— START Stored rows —

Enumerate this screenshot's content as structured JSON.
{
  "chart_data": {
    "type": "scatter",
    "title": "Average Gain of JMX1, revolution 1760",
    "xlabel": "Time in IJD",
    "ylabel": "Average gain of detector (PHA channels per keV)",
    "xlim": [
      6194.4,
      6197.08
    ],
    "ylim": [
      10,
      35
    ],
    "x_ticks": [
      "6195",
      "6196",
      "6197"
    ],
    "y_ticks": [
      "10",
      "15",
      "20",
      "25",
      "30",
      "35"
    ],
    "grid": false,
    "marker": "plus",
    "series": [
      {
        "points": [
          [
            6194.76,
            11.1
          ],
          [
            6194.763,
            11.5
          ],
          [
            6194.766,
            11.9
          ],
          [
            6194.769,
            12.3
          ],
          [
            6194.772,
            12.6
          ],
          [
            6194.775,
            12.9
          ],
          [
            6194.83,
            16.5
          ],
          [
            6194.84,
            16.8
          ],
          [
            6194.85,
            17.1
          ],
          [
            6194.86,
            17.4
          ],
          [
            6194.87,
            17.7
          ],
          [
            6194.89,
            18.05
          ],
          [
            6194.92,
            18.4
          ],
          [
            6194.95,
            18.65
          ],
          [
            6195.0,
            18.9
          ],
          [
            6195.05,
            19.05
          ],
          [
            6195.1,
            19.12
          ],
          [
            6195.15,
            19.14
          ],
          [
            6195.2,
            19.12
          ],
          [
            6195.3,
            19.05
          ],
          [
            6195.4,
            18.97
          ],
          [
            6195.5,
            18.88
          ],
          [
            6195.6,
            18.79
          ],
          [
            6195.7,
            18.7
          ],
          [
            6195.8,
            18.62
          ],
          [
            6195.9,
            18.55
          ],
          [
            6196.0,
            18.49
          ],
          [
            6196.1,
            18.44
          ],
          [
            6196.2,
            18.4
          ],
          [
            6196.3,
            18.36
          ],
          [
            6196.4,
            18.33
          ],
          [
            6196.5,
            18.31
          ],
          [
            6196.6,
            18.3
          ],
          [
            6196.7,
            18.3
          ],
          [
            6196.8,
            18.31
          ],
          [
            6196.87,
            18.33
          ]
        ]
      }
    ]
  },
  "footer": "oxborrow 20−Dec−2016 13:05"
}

— END Stored rows —

* [What you have to do] Every record should be given again exactly.

* [Solution below]
Enumerate this screenshot's content as structured JSON.
{
  "chart_data": {
    "type": "scatter",
    "title": "Average Gain of JMX1, revolution 1760",
    "xlabel": "Time in IJD",
    "ylabel": "Average gain of detector (PHA channels per keV)",
    "xlim": [
      6194.4,
      6197.08
    ],
    "ylim": [
      10,
      35
    ],
    "x_ticks": [
      "6195",
      "6196",
      "6197"
    ],
    "y_ticks": [
      "10",
      "15",
      "20",
      "25",
      "30",
      "35"
    ],
    "grid": false,
    "marker": "plus",
    "series": [
      {
        "points": [
          [
            6194.76,
            11.1
          ],
          [
            6194.763,
            11.5
          ],
          [
            6194.766,
            11.9
          ],
          [
            6194.769,
            12.3
          ],
          [
            6194.772,
            12.6
          ],
          [
            6194.775,
            12.9
          ],
          [
            6194.83,
            16.5
          ],
          [
            6194.84,
            16.8
          ],
          [
            6194.85,
            17.1
          ],
          [
            6194.86,
            17.4
          ],
          [
            6194.87,
            17.7
          ],
          [
            6194.89,
            18.05
          ],
          [
            6194.92,
            18.4
          ],
          [
            6194.95,
            18.65
          ],
          [
            6195.0,
            18.9
          ],
          [
            6195.05,
            19.05
          ],
          [
            6195.1,
            19.12
          ],
          [
            6195.15,
            19.14
          ],
          [
            6195.2,
            19.12
          ],
          [
            6195.3,
            19.05
          ],
          [
            6195.4,
            18.97
          ],
          [
            6195.5,
            18.88
          ],
          [
            6195.6,
            18.79
          ],
          [
            6195.7,
            18.7
          ],
          [
            6195.8,
            18.62
          ],
          [
            6195.9,
            18.55
          ],
          [
            6196.0,
            18.49
          ],
          [
            6196.1,
            18.44
          ],
          [
            6196.2,
            18.4
          ],
          [
            6196.3,
            18.36
          ],
          [
            6196.4,
            18.33
          ],
          [
            6196.5,
            18.31
          ],
          [
            6196.6,
            18.3
          ],
          [
            6196.7,
            18.3
          ],
          [
            6196.8,
            18.31
          ],
          [
            6196.87,
            18.33
          ]
        ]
      }
    ]
  },
  "footer": "oxborrow 20−Dec−2016 13:05"
}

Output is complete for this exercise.